提供文章 →
肩甲骨の重要な役割
肩甲骨は背中の真ん中にある左右一対の羽根のような骨。
腕を動かすためになくてはならない骨ですが、それ以外にも重要な役割があります。肩甲骨が自由に柔軟に動くことが、全身の動きや健康にも大きく関わってくるのです。
姿勢を支える筋肉は抗重力筋と呼び、重力がかかる立ち姿勢を維持するために重要な役割を果たしています。
背中側にある抗重力筋は、肩甲骨の動きをサポートするためにも働いており、肩甲骨のガチガチは姿勢の維持にも影響を与えます。
また抗重力筋の衰えが肩甲骨の働きにも影響するため、相互に関わり合っています。肩甲骨は体のバランスの維持にも働きます。
肩甲骨は背中の左右に対象にある平たい逆三角形の大きな骨です。肩甲骨と胴体をつなぐのは、鎖骨と肩甲骨が接した肩鎖関節のみ。
肩甲骨を支えるのは背中や腕などから四方八方に伸びている17の筋肉です。関節ではなく、筋肉で支えられているからこそ、まるで羽根のように浮き、背中の肋骨の上を自由に動きます。6方向の動きで腕の動きをサポートするだけでなく、体のバランスを維持することも肩甲骨の重要な役割です。
地上には常に重力が働いていますが、この重力に逆らって体の重みを支え、倒れないように維持するには、背中側とおなか側の筋肉が協力して、姿勢を保つことが不可欠です。

提示情報 →
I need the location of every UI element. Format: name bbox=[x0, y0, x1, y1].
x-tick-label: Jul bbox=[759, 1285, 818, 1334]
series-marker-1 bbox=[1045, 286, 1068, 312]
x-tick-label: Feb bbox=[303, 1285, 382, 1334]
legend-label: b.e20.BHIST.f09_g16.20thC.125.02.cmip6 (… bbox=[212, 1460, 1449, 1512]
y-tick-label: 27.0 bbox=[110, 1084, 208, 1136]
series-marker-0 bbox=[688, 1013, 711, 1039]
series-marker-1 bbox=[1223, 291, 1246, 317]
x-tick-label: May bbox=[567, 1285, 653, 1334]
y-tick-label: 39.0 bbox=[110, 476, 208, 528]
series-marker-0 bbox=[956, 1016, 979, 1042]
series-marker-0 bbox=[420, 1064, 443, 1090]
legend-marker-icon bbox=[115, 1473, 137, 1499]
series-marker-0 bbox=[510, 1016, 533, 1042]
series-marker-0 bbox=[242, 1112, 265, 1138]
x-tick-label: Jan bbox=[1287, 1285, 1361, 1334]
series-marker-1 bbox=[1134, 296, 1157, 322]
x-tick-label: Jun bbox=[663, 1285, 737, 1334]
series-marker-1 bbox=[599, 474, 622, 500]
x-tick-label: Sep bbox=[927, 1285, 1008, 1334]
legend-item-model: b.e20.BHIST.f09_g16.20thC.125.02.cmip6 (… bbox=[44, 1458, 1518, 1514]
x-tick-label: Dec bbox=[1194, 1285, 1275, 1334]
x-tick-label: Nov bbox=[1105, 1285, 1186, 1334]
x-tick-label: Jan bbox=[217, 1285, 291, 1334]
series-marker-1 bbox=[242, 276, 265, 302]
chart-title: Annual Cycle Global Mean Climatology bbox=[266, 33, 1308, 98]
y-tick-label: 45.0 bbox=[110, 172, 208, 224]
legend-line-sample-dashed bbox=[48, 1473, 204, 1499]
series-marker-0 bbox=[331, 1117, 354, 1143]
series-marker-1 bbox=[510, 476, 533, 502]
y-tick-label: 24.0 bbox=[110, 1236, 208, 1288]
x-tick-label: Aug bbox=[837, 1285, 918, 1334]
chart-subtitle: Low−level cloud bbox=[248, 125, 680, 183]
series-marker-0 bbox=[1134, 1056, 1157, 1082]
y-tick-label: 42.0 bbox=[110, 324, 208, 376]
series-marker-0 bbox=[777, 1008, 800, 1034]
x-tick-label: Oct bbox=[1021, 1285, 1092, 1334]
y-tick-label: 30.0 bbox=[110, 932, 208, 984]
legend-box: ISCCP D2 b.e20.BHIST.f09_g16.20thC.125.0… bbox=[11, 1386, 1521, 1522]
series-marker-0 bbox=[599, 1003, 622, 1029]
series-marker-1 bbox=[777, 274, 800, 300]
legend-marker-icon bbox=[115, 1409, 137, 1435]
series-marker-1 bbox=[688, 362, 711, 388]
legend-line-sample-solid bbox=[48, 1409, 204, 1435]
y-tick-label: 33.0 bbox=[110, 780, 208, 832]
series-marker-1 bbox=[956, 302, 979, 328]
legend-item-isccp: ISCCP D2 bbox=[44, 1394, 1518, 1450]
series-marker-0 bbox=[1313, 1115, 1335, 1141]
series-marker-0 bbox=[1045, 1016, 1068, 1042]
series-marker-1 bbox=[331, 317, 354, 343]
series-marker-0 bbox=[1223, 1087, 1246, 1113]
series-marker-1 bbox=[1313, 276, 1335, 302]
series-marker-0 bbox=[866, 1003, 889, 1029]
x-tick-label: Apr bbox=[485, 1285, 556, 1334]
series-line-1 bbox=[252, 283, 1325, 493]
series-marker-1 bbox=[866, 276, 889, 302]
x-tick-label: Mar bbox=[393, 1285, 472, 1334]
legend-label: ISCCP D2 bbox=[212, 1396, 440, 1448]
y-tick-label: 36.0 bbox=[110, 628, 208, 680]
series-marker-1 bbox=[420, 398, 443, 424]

作業依頼 1 → 肩甲骨についての文章に名前が出てくる骨を、すべて挙げてください。
作業依頼 2 → 肩甲骨についての文章を、最後の文の次から書き継いでください。

回答欄 1 → 肩甲骨、鎖骨、肋骨

回答欄 2 →
特に、背中側の抗重力筋は、重い内臓が収まったおなかで前のめりにならないよう、全身をまっすぐに保つのに重要な働きをしています。
この背中側で姿勢を支えるためにがんばっている抗重力筋の一部は、肩甲骨を支える筋肉にもなっています。そのため、これらの筋肉が衰えたり、動きが悪くなると、体は重力に負けて、姿勢をうまく保てなくなってしまうのです
姿勢をうまく保てなくなると、肩甲骨はさらにガチガチに固まり、肋骨の上にへばりついてしまいます。肩甲骨の可動域は制限され、腕の動きに支障が出るだけでなく、首や肩、背中などにコリが発生し、痛みが出てきます。
コリが出てこわばった筋肉を放置すると、自律神経にまで乱れが生じます。
自律神経は変化するまわりの環境に合わせて体の機能を一定に保つ体内のシステムですが、バランスが崩れると全身に不調が現れます。コリをあなどると、全身の不調につながる恐れもあるのです。